WHAT THE EXERCISE ASKS: Repeat the entire listing exactly.

--- BEGIN GIVEN DATA ---

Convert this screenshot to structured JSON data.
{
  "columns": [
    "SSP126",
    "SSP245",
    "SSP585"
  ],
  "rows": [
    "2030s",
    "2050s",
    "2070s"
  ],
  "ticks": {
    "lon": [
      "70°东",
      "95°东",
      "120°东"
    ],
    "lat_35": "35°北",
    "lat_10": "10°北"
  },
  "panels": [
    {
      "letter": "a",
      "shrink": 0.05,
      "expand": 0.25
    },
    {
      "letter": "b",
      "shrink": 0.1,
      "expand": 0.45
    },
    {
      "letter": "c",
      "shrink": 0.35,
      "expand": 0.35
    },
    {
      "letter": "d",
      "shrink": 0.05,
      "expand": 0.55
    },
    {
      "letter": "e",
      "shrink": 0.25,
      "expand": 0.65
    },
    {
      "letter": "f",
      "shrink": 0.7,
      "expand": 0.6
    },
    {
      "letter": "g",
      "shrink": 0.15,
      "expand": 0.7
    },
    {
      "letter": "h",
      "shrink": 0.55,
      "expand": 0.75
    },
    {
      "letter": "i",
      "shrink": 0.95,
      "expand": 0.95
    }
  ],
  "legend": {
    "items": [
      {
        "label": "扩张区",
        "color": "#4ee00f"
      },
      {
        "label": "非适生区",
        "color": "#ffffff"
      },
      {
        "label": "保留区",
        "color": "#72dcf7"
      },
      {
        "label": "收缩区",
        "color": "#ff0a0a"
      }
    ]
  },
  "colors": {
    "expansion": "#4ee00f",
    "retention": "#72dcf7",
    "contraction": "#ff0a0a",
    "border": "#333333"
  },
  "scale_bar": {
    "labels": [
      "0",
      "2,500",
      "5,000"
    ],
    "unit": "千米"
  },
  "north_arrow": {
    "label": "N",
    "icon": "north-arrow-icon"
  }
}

--- END GIVEN DATA ---

EXERCISE RESULT:
Convert this screenshot to structured JSON data.
{
  "columns": [
    "SSP126",
    "SSP245",
    "SSP585"
  ],
  "rows": [
    "2030s",
    "2050s",
    "2070s"
  ],
  "ticks": {
    "lon": [
      "70°东",
      "95°东",
      "120°东"
    ],
    "lat_35": "35°北",
    "lat_10": "10°北"
  },
  "panels": [
    {
      "letter": "a",
      "shrink": 0.05,
      "expand": 0.25
    },
    {
      "letter": "b",
      "shrink": 0.1,
      "expand": 0.45
    },
    {
      "letter": "c",
      "shrink": 0.35,
      "expand": 0.35
    },
    {
      "letter": "d",
      "shrink": 0.05,
      "expand": 0.55
    },
    {
      "letter": "e",
      "shrink": 0.25,
      "expand": 0.65
    },
    {
      "letter": "f",
      "shrink": 0.7,
      "expand": 0.6
    },
    {
      "letter": "g",
      "shrink": 0.15,
      "expand": 0.7
    },
    {
      "letter": "h",
      "shrink": 0.55,
      "expand": 0.75
    },
    {
      "letter": "i",
      "shrink": 0.95,
      "expand": 0.95
    }
  ],
  "legend": {
    "items": [
      {
        "label": "扩张区",
        "color": "#4ee00f"
      },
      {
        "label": "非适生区",
        "color": "#ffffff"
      },
      {
        "label": "保留区",
        "color": "#72dcf7"
      },
      {
        "label": "收缩区",
        "color": "#ff0a0a"
      }
    ]
  },
  "colors": {
    "expansion": "#4ee00f",
    "retention": "#72dcf7",
    "contraction": "#ff0a0a",
    "border": "#333333"
  },
  "scale_bar": {
    "labels": [
      "0",
      "2,500",
      "5,000"
    ],
    "unit": "千米"
  },
  "north_arrow": {
    "label": "N",
    "icon": "north-arrow-icon"
  }
}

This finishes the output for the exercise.